──────── DATA ROWS ────────
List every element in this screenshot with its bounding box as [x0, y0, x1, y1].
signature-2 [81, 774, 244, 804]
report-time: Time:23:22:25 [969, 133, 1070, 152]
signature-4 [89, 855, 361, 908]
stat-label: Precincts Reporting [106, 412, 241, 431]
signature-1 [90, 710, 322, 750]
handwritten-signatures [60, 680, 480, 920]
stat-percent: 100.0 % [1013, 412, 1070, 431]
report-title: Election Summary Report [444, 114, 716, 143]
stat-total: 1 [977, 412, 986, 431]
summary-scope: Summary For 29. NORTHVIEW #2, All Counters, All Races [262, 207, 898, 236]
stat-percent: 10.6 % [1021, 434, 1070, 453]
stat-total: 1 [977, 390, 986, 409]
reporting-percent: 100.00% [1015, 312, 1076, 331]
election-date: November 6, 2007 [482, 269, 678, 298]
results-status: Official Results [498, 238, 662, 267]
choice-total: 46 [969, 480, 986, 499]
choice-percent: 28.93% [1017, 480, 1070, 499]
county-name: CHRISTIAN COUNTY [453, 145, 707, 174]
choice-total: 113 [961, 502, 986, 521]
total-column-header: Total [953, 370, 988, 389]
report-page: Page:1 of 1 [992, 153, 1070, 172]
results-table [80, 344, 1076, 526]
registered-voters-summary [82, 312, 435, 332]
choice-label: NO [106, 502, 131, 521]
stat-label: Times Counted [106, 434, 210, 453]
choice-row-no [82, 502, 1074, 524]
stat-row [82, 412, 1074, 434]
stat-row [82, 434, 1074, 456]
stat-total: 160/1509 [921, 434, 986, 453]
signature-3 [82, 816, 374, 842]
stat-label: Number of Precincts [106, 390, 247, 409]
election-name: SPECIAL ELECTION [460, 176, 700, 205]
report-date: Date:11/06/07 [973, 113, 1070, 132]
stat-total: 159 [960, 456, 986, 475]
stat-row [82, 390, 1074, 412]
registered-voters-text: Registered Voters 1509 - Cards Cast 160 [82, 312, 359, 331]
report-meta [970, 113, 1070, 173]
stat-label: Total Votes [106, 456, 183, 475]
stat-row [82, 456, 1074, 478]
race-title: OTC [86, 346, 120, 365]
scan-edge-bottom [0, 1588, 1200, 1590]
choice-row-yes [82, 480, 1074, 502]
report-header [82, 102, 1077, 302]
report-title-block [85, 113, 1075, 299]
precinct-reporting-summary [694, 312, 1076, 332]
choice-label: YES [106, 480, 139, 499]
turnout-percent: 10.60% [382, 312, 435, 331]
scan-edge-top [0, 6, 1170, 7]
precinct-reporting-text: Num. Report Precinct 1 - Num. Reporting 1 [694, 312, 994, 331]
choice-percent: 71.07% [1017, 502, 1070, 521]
────────
Copy out the lines above word for word, starting at the first line of the stored entries and ending at the line containing "reporting-percent: 100.00% [1015, 312, 1076, 331]".

(TASK RESPONSE):
List every element in this screenshot with its bounding box as [x0, y0, x1, y1].
signature-2 [81, 774, 244, 804]
report-time: Time:23:22:25 [969, 133, 1070, 152]
signature-4 [89, 855, 361, 908]
stat-label: Precincts Reporting [106, 412, 241, 431]
signature-1 [90, 710, 322, 750]
handwritten-signatures [60, 680, 480, 920]
stat-percent: 100.0 % [1013, 412, 1070, 431]
report-title: Election Summary Report [444, 114, 716, 143]
stat-total: 1 [977, 412, 986, 431]
summary-scope: Summary For 29. NORTHVIEW #2, All Counters, All Races [262, 207, 898, 236]
stat-percent: 10.6 % [1021, 434, 1070, 453]
stat-total: 1 [977, 390, 986, 409]
reporting-percent: 100.00% [1015, 312, 1076, 331]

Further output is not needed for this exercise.